◆ WHAT NEEDS TO BE DONE ◆
Below is a block of records: output all of them exactly and leave out the pictures.

◆ DATA TO PROCESS ◆
--*--
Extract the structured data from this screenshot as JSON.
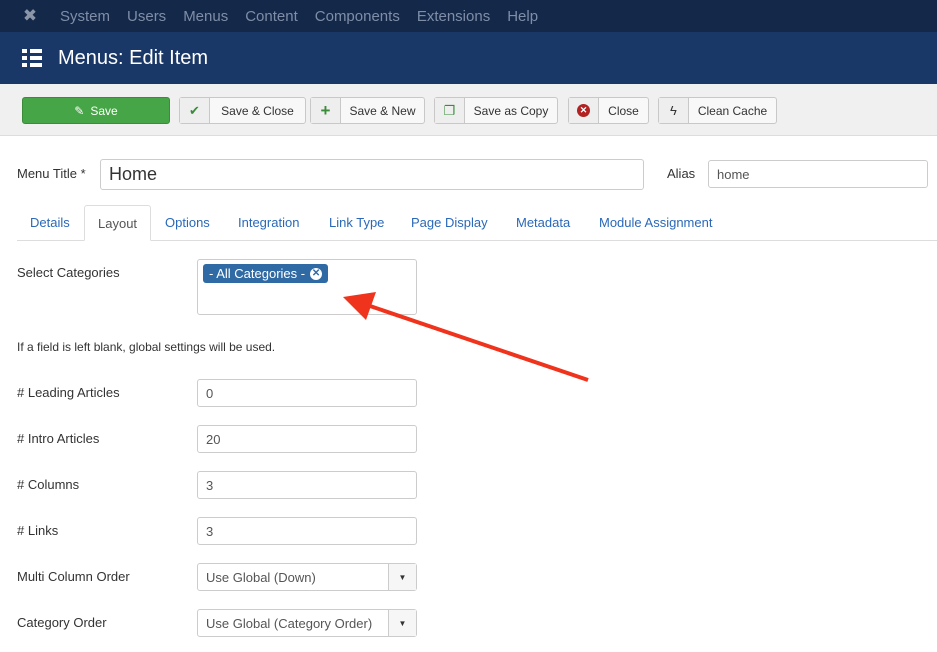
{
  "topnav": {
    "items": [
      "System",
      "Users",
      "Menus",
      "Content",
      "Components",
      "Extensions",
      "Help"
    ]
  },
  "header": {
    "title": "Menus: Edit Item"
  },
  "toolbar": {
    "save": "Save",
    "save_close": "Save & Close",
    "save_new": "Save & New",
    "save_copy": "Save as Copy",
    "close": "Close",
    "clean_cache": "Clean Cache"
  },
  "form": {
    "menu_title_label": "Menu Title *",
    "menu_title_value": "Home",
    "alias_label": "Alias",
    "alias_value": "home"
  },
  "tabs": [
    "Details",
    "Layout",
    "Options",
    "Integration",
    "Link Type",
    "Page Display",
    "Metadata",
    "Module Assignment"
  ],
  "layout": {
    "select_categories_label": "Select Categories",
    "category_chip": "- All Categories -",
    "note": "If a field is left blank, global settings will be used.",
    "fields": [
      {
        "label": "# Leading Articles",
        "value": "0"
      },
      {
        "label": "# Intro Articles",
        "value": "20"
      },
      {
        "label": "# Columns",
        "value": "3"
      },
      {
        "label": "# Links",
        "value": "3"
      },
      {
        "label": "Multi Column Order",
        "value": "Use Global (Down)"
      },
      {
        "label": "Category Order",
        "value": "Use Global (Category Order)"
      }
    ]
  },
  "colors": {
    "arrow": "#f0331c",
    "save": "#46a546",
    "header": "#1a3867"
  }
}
--*--
◆ WORKED SOLUTION ◆
Extract the structured data from this screenshot as JSON.
{
  "topnav": {
    "items": [
      "System",
      "Users",
      "Menus",
      "Content",
      "Components",
      "Extensions",
      "Help"
    ]
  },
  "header": {
    "title": "Menus: Edit Item"
  },
  "toolbar": {
    "save": "Save",
    "save_close": "Save & Close",
    "save_new": "Save & New",
    "save_copy": "Save as Copy",
    "close": "Close",
    "clean_cache": "Clean Cache"
  },
  "form": {
    "menu_title_label": "Menu Title *",
    "menu_title_value": "Home",
    "alias_label": "Alias",
    "alias_value": "home"
  },
  "tabs": [
    "Details",
    "Layout",
    "Options",
    "Integration",
    "Link Type",
    "Page Display",
    "Metadata",
    "Module Assignment"
  ],
  "layout": {
    "select_categories_label": "Select Categories",
    "category_chip": "- All Categories -",
    "note": "If a field is left blank, global settings will be used.",
    "fields": [
      {
        "label": "# Leading Articles",
        "value": "0"
      },
      {
        "label": "# Intro Articles",
        "value": "20"
      },
      {
        "label": "# Columns",
        "value": "3"
      },
      {
        "label": "# Links",
        "value": "3"
      },
      {
        "label": "Multi Column Order",
        "value": "Use Global (Down)"
      },
      {
        "label": "Category Order",
        "value": "Use Global (Category Order)"
      }
    ]
  },
  "colors": {
    "arrow": "#f0331c",
    "save": "#46a546",
    "header": "#1a3867"
  }
}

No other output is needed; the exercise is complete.